======== Listed entries ========

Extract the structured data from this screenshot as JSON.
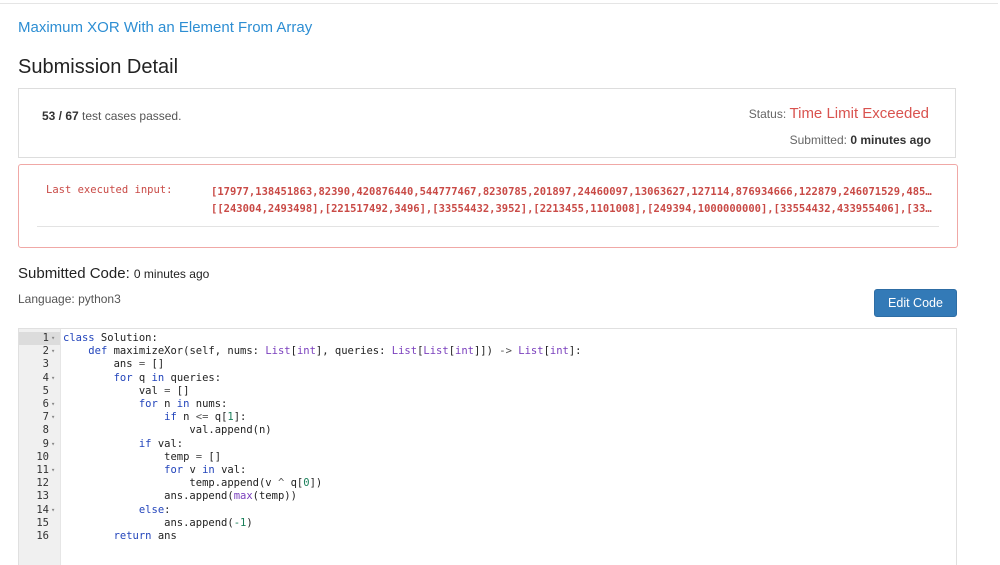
{
  "problem_title": "Maximum XOR With an Element From Array",
  "page_title": "Submission Detail",
  "summary": {
    "passed_count": "53 / 67",
    "passed_suffix": "test cases passed.",
    "status_label": "Status:",
    "status_value": "Time Limit Exceeded",
    "submitted_label": "Submitted:",
    "submitted_value": "0 minutes ago"
  },
  "error": {
    "label": "Last executed input:",
    "line1": "[17977,138451863,82390,420876440,544777467,8230785,201897,24460097,13063627,127114,876934666,122879,246071529,485…",
    "line2": "[[243004,2493498],[221517492,3496],[33554432,3952],[2213455,1101008],[249394,1000000000],[33554432,433955406],[33…"
  },
  "code_section": {
    "heading": "Submitted Code:",
    "heading_time": "0 minutes ago",
    "language_label": "Language:",
    "language": "python3",
    "edit_button": "Edit Code"
  },
  "colors": {
    "link": "#2d8ed3",
    "status_error": "#d9534f",
    "button": "#337ab7"
  },
  "code_lines": [
    {
      "n": "1",
      "fold": true
    },
    {
      "n": "2",
      "fold": true
    },
    {
      "n": "3",
      "fold": false
    },
    {
      "n": "4",
      "fold": true
    },
    {
      "n": "5",
      "fold": false
    },
    {
      "n": "6",
      "fold": true
    },
    {
      "n": "7",
      "fold": true
    },
    {
      "n": "8",
      "fold": false
    },
    {
      "n": "9",
      "fold": true
    },
    {
      "n": "10",
      "fold": false
    },
    {
      "n": "11",
      "fold": true
    },
    {
      "n": "12",
      "fold": false
    },
    {
      "n": "13",
      "fold": false
    },
    {
      "n": "14",
      "fold": true
    },
    {
      "n": "15",
      "fold": false
    },
    {
      "n": "16",
      "fold": false
    }
  ],
  "code_text": [
    "class Solution:",
    "    def maximizeXor(self, nums: List[int], queries: List[List[int]]) -> List[int]:",
    "        ans = []",
    "        for q in queries:",
    "            val = []",
    "            for n in nums:",
    "                if n <= q[1]:",
    "                    val.append(n)",
    "            if val:",
    "                temp = []",
    "                for v in val:",
    "                    temp.append(v ^ q[0])",
    "                ans.append(max(temp))",
    "            else:",
    "                ans.append(-1)",
    "        return ans"
  ]
}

========

§ Work to do
Set down all the data again exactly as above, pictures excluded.

§ Exercise solution
Extract the structured data from this screenshot as JSON.
{
  "problem_title": "Maximum XOR With an Element From Array",
  "page_title": "Submission Detail",
  "summary": {
    "passed_count": "53 / 67",
    "passed_suffix": "test cases passed.",
    "status_label": "Status:",
    "status_value": "Time Limit Exceeded",
    "submitted_label": "Submitted:",
    "submitted_value": "0 minutes ago"
  },
  "error": {
    "label": "Last executed input:",
    "line1": "[17977,138451863,82390,420876440,544777467,8230785,201897,24460097,13063627,127114,876934666,122879,246071529,485…",
    "line2": "[[243004,2493498],[221517492,3496],[33554432,3952],[2213455,1101008],[249394,1000000000],[33554432,433955406],[33…"
  },
  "code_section": {
    "heading": "Submitted Code:",
    "heading_time": "0 minutes ago",
    "language_label": "Language:",
    "language": "python3",
    "edit_button": "Edit Code"
  },
  "colors": {
    "link": "#2d8ed3",
    "status_error": "#d9534f",
    "button": "#337ab7"
  },
  "code_lines": [
    {
      "n": "1",
      "fold": true
    },
    {
      "n": "2",
      "fold": true
    },
    {
      "n": "3",
      "fold": false
    },
    {
      "n": "4",
      "fold": true
    },
    {
      "n": "5",
      "fold": false
    },
    {
      "n": "6",
      "fold": true
    },
    {
      "n": "7",
      "fold": true
    },
    {
      "n": "8",
      "fold": false
    },
    {
      "n": "9",
      "fold": true
    },
    {
      "n": "10",
      "fold": false
    },
    {
      "n": "11",
      "fold": true
    },
    {
      "n": "12",
      "fold": false
    },
    {
      "n": "13",
      "fold": false
    },
    {
      "n": "14",
      "fold": true
    },
    {
      "n": "15",
      "fold": false
    },
    {
      "n": "16",
      "fold": false
    }
  ],
  "code_text": [
    "class Solution:",
    "    def maximizeXor(self, nums: List[int], queries: List[List[int]]) -> List[int]:",
    "        ans = []",
    "        for q in queries:",
    "            val = []",
    "            for n in nums:",
    "                if n <= q[1]:",
    "                    val.append(n)",
    "            if val:",
    "                temp = []",
    "                for v in val:",
    "                    temp.append(v ^ q[0])",
    "                ans.append(max(temp))",
    "            else:",
    "                ans.append(-1)",
    "        return ans"
  ]
}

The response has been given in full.